### Records for this exercise
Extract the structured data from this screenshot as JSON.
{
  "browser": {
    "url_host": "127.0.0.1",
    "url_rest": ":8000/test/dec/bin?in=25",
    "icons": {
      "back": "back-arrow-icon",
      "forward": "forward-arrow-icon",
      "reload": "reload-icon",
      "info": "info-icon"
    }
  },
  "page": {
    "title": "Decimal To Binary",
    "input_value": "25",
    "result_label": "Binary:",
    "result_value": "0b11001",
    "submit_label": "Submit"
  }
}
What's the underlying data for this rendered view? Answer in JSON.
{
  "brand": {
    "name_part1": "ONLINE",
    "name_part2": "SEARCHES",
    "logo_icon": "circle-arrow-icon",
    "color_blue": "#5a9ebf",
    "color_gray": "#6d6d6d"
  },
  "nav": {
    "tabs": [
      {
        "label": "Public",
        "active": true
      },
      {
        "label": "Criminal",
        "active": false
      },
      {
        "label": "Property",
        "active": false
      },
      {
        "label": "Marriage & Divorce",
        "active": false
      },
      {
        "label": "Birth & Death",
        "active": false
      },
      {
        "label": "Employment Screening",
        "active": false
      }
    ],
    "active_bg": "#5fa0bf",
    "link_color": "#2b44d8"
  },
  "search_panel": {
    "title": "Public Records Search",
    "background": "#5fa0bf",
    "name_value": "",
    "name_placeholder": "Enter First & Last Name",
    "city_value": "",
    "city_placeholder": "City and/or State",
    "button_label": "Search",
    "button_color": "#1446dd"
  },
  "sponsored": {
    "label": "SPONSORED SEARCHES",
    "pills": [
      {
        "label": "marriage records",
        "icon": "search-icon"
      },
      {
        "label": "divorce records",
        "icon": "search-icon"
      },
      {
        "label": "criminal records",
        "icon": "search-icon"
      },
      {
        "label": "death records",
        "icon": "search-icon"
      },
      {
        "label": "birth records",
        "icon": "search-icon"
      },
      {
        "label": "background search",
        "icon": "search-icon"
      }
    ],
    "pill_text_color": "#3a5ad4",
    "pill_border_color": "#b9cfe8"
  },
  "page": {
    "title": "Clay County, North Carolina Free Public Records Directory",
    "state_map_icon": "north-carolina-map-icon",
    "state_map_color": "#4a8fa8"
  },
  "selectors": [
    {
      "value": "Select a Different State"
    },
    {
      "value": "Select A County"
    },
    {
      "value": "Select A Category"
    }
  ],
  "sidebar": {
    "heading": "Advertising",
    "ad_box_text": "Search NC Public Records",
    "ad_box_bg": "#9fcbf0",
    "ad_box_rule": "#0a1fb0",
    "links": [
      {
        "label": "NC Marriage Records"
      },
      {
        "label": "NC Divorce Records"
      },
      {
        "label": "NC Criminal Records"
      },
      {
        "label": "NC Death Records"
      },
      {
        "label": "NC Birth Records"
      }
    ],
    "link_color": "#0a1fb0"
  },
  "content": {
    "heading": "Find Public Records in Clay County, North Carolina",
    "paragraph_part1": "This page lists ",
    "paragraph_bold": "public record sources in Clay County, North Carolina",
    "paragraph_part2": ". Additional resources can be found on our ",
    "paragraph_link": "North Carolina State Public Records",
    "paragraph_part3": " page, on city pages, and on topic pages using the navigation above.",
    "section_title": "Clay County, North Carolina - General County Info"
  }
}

### Job
Each entry above is to be set down again in exactly the same words.

### Task result
Extract the structured data from this screenshot as JSON.
{
  "browser": {
    "url_host": "127.0.0.1",
    "url_rest": ":8000/test/dec/bin?in=25",
    "icons": {
      "back": "back-arrow-icon",
      "forward": "forward-arrow-icon",
      "reload": "reload-icon",
      "info": "info-icon"
    }
  },
  "page": {
    "title": "Decimal To Binary",
    "input_value": "25",
    "result_label": "Binary:",
    "result_value": "0b11001",
    "submit_label": "Submit"
  }
}
What's the underlying data for this rendered view? Answer in JSON.
{
  "brand": {
    "name_part1": "ONLINE",
    "name_part2": "SEARCHES",
    "logo_icon": "circle-arrow-icon",
    "color_blue": "#5a9ebf",
    "color_gray": "#6d6d6d"
  },
  "nav": {
    "tabs": [
      {
        "label": "Public",
        "active": true
      },
      {
        "label": "Criminal",
        "active": false
      },
      {
        "label": "Property",
        "active": false
      },
      {
        "label": "Marriage & Divorce",
        "active": false
      },
      {
        "label": "Birth & Death",
        "active": false
      },
      {
        "label": "Employment Screening",
        "active": false
      }
    ],
    "active_bg": "#5fa0bf",
    "link_color": "#2b44d8"
  },
  "search_panel": {
    "title": "Public Records Search",
    "background": "#5fa0bf",
    "name_value": "",
    "name_placeholder": "Enter First & Last Name",
    "city_value": "",
    "city_placeholder": "City and/or State",
    "button_label": "Search",
    "button_color": "#1446dd"
  },
  "sponsored": {
    "label": "SPONSORED SEARCHES",
    "pills": [
      {
        "label": "marriage records",
        "icon": "search-icon"
      },
      {
        "label": "divorce records",
        "icon": "search-icon"
      },
      {
        "label": "criminal records",
        "icon": "search-icon"
      },
      {
        "label": "death records",
        "icon": "search-icon"
      },
      {
        "label": "birth records",
        "icon": "search-icon"
      },
      {
        "label": "background search",
        "icon": "search-icon"
      }
    ],
    "pill_text_color": "#3a5ad4",
    "pill_border_color": "#b9cfe8"
  },
  "page": {
    "title": "Clay County, North Carolina Free Public Records Directory",
    "state_map_icon": "north-carolina-map-icon",
    "state_map_color": "#4a8fa8"
  },
  "selectors": [
    {
      "value": "Select a Different State"
    },
    {
      "value": "Select A County"
    },
    {
      "value": "Select A Category"
    }
  ],
  "sidebar": {
    "heading": "Advertising",
    "ad_box_text": "Search NC Public Records",
    "ad_box_bg": "#9fcbf0",
    "ad_box_rule": "#0a1fb0",
    "links": [
      {
        "label": "NC Marriage Records"
      },
      {
        "label": "NC Divorce Records"
      },
      {
        "label": "NC Criminal Records"
      },
      {
        "label": "NC Death Records"
      },
      {
        "label": "NC Birth Records"
      }
    ],
    "link_color": "#0a1fb0"
  },
  "content": {
    "heading": "Find Public Records in Clay County, North Carolina",
    "paragraph_part1": "This page lists ",
    "paragraph_bold": "public record sources in Clay County, North Carolina",
    "paragraph_part2": ". Additional resources can be found on our ",
    "paragraph_link": "North Carolina State Public Records",
    "paragraph_part3": " page, on city pages, and on topic pages using the navigation above.",
    "section_title": "Clay County, North Carolina - General County Info"
  }
}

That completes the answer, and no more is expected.